Search the material and gather each line with "wheelchair" in it.

━━━ AVAILABLE RECORDS

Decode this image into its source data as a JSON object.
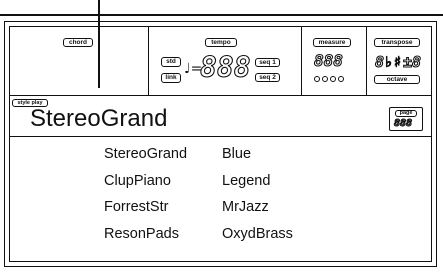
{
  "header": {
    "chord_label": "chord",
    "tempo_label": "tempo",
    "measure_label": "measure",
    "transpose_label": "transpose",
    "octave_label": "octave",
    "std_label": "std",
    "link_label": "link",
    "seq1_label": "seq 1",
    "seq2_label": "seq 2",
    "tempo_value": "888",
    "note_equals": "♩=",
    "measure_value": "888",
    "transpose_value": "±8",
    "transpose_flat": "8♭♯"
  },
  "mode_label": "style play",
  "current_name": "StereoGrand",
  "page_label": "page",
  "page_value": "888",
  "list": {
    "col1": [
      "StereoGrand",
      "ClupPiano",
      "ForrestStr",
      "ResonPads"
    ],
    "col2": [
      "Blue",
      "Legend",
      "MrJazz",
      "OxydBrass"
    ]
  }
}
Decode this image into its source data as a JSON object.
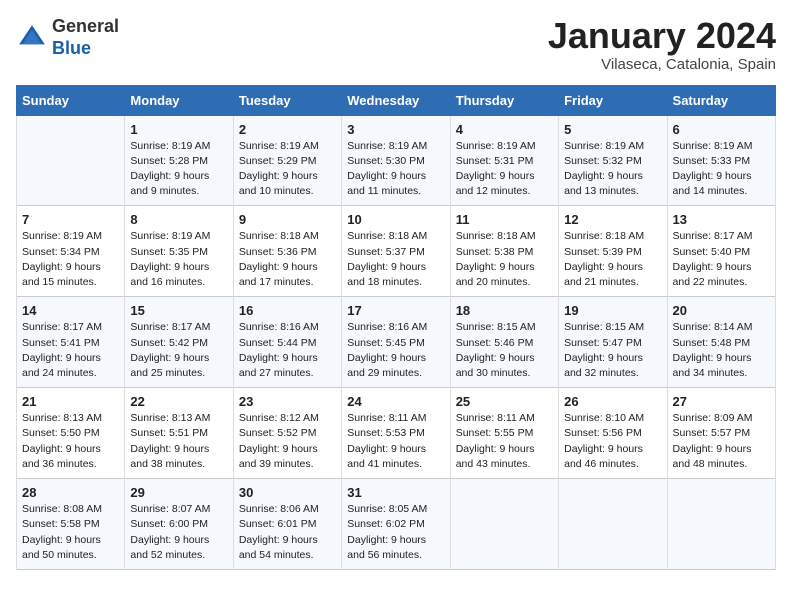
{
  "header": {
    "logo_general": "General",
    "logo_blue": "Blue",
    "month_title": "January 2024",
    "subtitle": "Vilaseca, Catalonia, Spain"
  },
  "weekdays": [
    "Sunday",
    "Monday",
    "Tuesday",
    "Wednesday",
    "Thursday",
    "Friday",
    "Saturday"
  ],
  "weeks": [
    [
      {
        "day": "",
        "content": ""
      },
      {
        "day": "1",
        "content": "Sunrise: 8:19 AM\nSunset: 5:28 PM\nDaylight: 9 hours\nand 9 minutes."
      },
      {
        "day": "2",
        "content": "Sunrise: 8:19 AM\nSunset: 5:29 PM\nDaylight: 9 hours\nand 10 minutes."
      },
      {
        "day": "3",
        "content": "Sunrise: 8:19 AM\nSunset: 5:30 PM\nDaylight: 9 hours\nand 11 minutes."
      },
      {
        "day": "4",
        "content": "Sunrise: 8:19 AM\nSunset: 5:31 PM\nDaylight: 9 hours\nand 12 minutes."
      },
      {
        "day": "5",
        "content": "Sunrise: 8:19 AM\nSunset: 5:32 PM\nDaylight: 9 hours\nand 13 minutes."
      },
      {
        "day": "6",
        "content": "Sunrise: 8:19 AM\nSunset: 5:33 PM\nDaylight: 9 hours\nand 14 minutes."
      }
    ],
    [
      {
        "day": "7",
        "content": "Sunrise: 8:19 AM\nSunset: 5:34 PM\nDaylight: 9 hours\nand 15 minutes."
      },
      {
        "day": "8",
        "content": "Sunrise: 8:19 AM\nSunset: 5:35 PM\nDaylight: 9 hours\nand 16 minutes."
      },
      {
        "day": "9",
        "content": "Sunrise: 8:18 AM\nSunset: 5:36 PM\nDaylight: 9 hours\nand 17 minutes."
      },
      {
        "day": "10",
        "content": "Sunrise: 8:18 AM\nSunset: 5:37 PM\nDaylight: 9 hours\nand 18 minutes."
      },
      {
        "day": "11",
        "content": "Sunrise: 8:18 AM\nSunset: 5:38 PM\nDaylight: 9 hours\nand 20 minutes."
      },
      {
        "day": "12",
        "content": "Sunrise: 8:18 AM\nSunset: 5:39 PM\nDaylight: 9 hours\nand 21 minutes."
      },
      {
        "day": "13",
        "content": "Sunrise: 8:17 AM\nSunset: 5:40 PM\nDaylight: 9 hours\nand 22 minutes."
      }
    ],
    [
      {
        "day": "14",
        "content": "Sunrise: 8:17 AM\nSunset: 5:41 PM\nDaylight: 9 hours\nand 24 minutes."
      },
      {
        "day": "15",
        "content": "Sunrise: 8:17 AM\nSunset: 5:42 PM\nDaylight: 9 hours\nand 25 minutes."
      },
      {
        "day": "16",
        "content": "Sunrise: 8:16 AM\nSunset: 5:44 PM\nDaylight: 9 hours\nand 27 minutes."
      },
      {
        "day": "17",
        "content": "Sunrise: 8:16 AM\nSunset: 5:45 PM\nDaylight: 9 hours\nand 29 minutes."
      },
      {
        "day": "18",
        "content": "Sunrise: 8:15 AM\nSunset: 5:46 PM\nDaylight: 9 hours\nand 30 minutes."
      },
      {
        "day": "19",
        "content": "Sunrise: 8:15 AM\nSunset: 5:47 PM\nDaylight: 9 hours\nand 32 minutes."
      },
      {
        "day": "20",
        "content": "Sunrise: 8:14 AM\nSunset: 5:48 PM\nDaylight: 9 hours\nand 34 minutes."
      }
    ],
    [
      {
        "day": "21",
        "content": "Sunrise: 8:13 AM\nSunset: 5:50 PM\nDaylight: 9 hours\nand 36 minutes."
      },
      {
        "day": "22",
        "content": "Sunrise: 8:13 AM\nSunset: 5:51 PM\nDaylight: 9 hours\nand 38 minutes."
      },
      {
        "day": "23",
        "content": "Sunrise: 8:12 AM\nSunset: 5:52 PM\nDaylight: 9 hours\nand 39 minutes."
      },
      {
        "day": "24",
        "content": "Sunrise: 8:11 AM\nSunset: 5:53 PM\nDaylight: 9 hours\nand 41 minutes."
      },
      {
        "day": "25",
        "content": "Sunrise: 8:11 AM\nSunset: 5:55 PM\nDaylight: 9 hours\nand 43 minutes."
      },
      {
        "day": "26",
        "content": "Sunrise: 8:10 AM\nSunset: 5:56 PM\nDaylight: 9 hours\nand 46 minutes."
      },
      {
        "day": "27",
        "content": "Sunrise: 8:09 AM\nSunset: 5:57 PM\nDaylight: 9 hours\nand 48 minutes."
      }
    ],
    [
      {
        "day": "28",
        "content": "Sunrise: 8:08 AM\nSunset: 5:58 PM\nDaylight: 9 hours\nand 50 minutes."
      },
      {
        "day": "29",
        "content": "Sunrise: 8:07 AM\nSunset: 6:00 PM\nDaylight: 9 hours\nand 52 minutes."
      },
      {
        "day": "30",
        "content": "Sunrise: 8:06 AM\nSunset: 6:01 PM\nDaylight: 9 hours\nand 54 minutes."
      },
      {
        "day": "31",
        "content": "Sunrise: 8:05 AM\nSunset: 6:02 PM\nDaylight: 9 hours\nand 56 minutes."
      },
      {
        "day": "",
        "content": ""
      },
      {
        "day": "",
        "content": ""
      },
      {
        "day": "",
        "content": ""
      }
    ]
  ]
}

━━━━━━
━━━ AVAILABLE RECORDS

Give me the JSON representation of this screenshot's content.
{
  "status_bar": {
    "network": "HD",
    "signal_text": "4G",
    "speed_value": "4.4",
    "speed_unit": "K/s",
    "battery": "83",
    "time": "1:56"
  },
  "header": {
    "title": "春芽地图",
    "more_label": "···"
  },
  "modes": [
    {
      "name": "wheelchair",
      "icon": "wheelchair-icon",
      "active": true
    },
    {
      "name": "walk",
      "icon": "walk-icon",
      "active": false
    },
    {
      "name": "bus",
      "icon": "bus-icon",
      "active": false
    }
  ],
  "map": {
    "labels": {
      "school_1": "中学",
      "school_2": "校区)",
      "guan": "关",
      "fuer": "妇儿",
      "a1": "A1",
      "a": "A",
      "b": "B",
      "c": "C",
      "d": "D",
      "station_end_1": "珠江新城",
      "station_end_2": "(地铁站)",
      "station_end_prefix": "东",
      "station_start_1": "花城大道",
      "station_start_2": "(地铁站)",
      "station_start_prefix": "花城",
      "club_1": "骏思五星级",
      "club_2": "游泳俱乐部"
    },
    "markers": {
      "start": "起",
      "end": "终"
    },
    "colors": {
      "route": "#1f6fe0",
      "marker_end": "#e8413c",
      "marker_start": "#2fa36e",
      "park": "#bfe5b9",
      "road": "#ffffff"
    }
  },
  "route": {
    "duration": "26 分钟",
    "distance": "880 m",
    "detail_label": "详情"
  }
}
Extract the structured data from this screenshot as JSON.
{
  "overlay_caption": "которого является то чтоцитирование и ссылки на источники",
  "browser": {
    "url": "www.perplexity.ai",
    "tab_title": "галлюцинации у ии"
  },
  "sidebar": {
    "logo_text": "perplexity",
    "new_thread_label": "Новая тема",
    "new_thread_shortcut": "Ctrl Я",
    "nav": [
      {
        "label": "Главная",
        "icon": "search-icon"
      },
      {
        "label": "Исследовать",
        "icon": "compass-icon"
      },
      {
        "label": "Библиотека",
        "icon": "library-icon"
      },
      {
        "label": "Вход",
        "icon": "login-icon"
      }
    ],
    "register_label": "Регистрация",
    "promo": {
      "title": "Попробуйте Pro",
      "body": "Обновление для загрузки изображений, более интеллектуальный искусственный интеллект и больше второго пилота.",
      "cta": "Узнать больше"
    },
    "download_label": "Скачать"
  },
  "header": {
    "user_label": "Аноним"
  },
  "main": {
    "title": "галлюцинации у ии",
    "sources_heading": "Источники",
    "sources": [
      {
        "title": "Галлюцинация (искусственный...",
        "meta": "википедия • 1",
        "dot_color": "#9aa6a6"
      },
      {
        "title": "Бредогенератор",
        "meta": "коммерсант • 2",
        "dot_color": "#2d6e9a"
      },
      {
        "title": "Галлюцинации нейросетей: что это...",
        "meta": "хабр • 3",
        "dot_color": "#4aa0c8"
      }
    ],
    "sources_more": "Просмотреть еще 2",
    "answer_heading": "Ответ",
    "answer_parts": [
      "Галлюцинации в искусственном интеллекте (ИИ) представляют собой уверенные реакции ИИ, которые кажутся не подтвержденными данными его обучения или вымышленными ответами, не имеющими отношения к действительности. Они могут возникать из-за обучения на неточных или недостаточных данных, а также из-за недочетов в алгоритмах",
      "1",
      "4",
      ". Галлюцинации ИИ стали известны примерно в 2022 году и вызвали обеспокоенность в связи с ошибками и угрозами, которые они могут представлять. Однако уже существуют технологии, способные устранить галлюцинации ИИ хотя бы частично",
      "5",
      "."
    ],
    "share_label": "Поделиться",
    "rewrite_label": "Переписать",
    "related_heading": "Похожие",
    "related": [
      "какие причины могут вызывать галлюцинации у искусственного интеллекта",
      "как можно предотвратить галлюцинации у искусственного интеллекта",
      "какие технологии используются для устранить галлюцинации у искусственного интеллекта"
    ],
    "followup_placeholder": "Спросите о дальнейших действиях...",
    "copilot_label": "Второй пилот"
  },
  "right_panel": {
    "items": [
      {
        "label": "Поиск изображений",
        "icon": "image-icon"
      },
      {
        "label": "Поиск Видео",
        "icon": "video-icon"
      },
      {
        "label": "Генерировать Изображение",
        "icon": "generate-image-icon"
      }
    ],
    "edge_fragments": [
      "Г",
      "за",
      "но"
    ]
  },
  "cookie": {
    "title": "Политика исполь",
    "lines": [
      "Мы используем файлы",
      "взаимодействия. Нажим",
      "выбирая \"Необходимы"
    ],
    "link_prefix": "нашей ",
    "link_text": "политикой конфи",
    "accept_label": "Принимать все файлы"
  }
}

━━━━━━

*SOLUTION FOR THIS PROBLEM*
      "name": "wheelchair",
      "icon": "wheelchair-icon",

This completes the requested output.